▶ Consigne
Veuillez présenter sous forme de liste numérotée les lignes des enregistrements ci-dessous, de celle qui contient « reply-comment-icon [565,315,615,362] » jusqu'à celle qui contient « dislike-button[interactable] [430,700,480,770] », toutes deux incluses, en omettant les lignes vides.

[Enregistrements d'annotation de coordonnées]
● ● ●

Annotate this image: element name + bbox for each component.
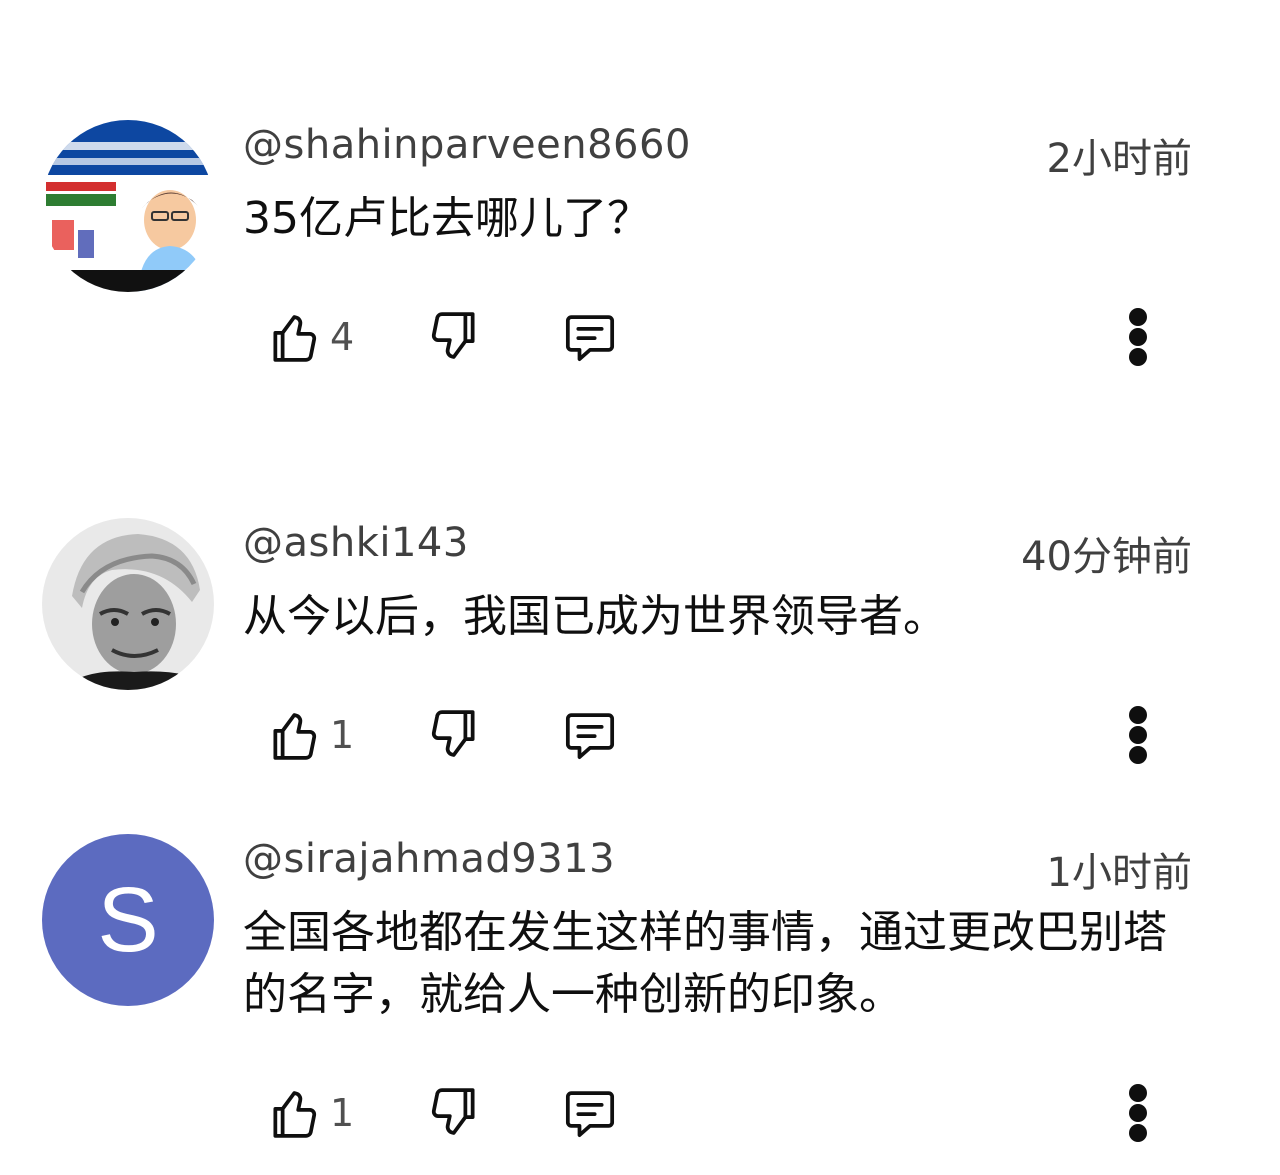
reply-comment-icon [565,315,615,362]
dislike-button[interactable] [430,1078,480,1148]
more-options-button[interactable] [1120,700,1156,770]
comment-text: 从今以后，我国已成为世界领导者。 [243,591,947,642]
like-button[interactable]: 4 [268,302,354,372]
more-vertical-icon [1129,1084,1147,1102]
comment-actions: 1 [0,1078,1280,1148]
comment-timestamp: 1小时前 [1046,850,1192,896]
more-vertical-icon [1129,706,1147,724]
comment-text: 全国各地都在发生这样的事情，通过更改巴别塔的名字，就给人一种创新的印象。 [243,907,1167,1020]
reply-comment-icon [565,1091,615,1138]
reply-button[interactable] [562,302,618,372]
avatar[interactable] [42,518,214,690]
comment-actions: 4 [0,302,1280,372]
avatar[interactable] [42,120,214,292]
thumbs-down-icon [431,1088,475,1135]
reply-comment-icon [565,713,615,760]
comment-timestamp: 40分钟前 [1021,534,1192,580]
dislike-button[interactable] [430,302,480,372]
reply-button[interactable] [562,1078,618,1148]
like-count: 1 [330,713,355,757]
comment-timestamp: 2小时前 [1046,136,1192,182]
avatar[interactable]: S [42,834,214,1006]
thumbs-down-icon [431,710,475,757]
dislike-button[interactable] [430,700,480,770]
like-button[interactable]: 1 [268,1078,354,1148]
like-count: 1 [330,1091,355,1135]
like-button[interactable]: 1 [268,700,354,770]
comment-username[interactable]: @shahinparveen8660 [243,122,691,168]
comment-username[interactable]: @ashki143 [243,520,469,566]
thumbs-down-icon [431,312,475,359]
like-count: 4 [330,315,355,359]
thumbs-up-icon [273,1091,317,1138]
more-options-button[interactable] [1120,302,1156,372]
more-vertical-icon [1129,308,1147,326]
comment-username[interactable]: @sirajahmad9313 [243,836,615,882]
thumbs-up-icon [273,315,317,362]
comment-text: 35亿卢比去哪儿了？ [243,193,651,244]
more-options-button[interactable] [1120,1078,1156,1148]
comment-actions: 1 [0,700,1280,770]
reply-button[interactable] [562,700,618,770]
avatar-letter: S [97,869,159,971]
thumbs-up-icon [273,713,317,760]
thumbnail-avatar-image [42,120,214,292]
portrait-avatar-image [42,518,214,690]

● ● ●

▶ Résultat final
1. reply-comment-icon [565,315,615,362]
2. dislike-button[interactable] [430,1078,480,1148]
3. more-options-button[interactable] [1120,700,1156,770]
4. comment-text: 从今以后，我国已成为世界领导者。 [243,591,947,642]
5. like-button[interactable]: 4 [268,302,354,372]
6. more-vertical-icon [1129,1084,1147,1102]
7. comment-actions: 1 [0,1078,1280,1148]
8. comment-timestamp: 1小时前 [1046,850,1192,896]
9. more-vertical-icon [1129,706,1147,724]
10. comment-text: 全国各地都在发生这样的事情，通过更改巴别塔的名字，就给人一种创新的印象。 [243,907,1167,1020]
11. reply-comment-icon [565,1091,615,1138]
12. reply-button[interactable] [562,302,618,372]
13. avatar[interactable] [42,518,214,690]
14. comment-actions: 4 [0,302,1280,372]
15. avatar[interactable] [42,120,214,292]
16. thumbs-down-icon [431,1088,475,1135]
17. reply-comment-icon [565,713,615,760]
18. comment-timestamp: 40分钟前 [1021,534,1192,580]
19. dislike-button[interactable] [430,302,480,372]
20. reply-button[interactable] [562,1078,618,1148]
21. like-count: 1 [330,713,355,757]
22. comment-timestamp: 2小时前 [1046,136,1192,182]
23. avatar[interactable]: S [42,834,214,1006]
24. thumbs-down-icon [431,710,475,757]
25. dislike-button[interactable] [430,700,480,770]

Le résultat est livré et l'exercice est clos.